*GOAL OF THE EXERCISE*
Find the string "может" in the entries and copy each line that has it.

Stored entries

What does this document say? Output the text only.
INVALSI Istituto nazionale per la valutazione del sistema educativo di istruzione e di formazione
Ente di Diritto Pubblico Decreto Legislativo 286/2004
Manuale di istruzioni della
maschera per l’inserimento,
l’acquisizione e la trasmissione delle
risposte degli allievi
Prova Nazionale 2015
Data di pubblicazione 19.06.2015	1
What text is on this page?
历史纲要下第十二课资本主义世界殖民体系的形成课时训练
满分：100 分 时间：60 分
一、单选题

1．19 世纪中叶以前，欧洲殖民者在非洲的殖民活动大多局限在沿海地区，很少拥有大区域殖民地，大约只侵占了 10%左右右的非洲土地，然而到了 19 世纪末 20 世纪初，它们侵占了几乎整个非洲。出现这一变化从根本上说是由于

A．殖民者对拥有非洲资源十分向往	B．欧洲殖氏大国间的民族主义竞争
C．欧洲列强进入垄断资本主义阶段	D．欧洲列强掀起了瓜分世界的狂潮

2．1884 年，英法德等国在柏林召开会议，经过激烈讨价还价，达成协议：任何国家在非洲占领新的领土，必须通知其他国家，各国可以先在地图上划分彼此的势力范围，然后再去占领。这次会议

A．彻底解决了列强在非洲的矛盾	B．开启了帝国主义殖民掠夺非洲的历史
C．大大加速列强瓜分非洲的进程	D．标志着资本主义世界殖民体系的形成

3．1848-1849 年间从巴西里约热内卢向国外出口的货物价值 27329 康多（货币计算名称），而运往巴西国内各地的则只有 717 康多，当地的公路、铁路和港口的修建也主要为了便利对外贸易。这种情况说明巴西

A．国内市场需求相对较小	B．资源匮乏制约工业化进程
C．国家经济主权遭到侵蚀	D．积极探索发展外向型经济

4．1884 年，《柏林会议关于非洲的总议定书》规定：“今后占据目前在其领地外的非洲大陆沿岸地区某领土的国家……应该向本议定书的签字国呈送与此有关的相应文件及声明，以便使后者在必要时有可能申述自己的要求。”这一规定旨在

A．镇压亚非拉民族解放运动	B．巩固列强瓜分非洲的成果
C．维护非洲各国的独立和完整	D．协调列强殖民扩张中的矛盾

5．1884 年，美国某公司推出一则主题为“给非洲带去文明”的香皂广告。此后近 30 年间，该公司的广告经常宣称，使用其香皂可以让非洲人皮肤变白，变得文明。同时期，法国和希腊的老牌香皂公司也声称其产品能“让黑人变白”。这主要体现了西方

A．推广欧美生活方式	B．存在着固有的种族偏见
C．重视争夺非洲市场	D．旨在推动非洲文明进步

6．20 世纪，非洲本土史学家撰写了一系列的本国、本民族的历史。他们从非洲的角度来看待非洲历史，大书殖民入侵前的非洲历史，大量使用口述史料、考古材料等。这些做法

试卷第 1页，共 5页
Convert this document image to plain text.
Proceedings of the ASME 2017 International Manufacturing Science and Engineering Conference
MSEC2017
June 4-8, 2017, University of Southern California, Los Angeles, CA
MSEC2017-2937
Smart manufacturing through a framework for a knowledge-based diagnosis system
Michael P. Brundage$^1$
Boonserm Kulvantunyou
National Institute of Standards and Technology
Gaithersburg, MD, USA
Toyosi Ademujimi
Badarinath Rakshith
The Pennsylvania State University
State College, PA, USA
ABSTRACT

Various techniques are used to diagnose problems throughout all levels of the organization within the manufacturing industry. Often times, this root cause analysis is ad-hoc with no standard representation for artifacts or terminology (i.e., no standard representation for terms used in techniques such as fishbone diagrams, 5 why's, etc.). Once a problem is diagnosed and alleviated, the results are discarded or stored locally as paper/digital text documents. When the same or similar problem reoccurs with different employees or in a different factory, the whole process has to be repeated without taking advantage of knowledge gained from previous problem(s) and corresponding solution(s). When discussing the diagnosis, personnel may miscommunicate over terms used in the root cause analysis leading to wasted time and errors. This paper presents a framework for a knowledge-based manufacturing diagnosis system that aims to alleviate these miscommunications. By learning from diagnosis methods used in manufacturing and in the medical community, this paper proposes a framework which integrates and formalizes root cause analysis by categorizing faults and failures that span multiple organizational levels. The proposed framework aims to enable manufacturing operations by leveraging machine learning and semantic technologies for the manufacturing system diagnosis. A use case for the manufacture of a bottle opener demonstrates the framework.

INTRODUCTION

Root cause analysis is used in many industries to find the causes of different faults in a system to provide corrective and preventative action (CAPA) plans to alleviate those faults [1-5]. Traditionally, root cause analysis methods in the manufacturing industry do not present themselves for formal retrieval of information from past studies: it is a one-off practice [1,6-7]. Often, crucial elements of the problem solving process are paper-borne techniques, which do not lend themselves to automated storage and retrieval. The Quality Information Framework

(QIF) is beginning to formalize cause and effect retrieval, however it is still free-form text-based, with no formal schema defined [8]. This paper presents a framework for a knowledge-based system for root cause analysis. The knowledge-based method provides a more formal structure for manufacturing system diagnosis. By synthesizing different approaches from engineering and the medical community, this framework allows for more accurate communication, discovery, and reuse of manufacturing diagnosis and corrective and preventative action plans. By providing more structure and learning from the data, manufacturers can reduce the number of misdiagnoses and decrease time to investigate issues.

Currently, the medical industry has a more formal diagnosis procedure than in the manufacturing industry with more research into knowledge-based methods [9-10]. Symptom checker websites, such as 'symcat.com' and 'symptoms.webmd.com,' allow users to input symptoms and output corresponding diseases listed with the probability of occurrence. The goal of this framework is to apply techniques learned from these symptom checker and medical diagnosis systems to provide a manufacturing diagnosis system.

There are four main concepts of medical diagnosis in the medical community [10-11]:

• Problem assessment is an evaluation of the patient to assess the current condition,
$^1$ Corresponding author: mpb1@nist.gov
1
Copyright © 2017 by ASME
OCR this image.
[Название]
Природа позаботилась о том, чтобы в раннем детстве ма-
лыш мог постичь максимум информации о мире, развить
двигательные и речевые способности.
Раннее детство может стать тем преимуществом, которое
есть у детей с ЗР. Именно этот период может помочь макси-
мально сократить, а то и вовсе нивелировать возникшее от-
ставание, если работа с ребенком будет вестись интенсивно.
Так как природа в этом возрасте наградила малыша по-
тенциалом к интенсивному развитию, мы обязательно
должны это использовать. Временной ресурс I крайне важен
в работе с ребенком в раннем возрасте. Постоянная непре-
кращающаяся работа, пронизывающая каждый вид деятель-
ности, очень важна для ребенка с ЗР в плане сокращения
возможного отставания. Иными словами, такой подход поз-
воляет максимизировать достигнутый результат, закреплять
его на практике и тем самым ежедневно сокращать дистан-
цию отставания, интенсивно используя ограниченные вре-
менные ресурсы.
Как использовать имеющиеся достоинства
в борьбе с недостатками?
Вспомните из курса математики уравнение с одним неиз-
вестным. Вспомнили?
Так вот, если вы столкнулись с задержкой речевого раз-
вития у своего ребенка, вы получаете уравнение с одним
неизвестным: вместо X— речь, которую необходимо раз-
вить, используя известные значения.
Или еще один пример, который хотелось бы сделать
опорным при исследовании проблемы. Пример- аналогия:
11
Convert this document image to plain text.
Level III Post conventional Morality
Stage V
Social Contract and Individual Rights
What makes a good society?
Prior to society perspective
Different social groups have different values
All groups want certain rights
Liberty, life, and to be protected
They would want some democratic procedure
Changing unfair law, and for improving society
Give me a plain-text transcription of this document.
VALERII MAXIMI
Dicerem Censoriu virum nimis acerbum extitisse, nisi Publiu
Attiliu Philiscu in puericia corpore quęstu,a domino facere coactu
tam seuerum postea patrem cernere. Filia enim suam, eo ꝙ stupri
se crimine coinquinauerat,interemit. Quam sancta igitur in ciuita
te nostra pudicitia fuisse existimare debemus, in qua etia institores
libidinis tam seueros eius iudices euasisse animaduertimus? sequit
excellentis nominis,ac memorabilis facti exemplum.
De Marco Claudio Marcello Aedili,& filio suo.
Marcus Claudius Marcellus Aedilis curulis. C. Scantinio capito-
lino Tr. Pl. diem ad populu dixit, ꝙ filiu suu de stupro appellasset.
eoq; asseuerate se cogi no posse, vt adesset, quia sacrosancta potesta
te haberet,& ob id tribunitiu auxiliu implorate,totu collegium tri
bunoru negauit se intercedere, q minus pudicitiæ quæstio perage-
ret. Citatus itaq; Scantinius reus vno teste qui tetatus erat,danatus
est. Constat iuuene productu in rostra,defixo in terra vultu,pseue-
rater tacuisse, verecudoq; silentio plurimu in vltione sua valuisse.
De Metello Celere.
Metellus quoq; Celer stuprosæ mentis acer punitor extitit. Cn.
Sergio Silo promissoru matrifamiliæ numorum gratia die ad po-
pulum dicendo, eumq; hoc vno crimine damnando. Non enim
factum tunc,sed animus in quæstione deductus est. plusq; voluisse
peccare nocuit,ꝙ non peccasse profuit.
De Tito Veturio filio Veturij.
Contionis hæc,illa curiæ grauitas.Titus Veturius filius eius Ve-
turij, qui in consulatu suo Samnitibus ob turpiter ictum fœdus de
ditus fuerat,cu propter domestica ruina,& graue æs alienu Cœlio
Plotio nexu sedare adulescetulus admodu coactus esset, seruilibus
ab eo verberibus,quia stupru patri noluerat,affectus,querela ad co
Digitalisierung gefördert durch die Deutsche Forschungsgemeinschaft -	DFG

*RIGHT ANSWER*
Раннее детство может стать тем преимуществом, которое
есть у детей с ЗР. Именно этот период может помочь макси-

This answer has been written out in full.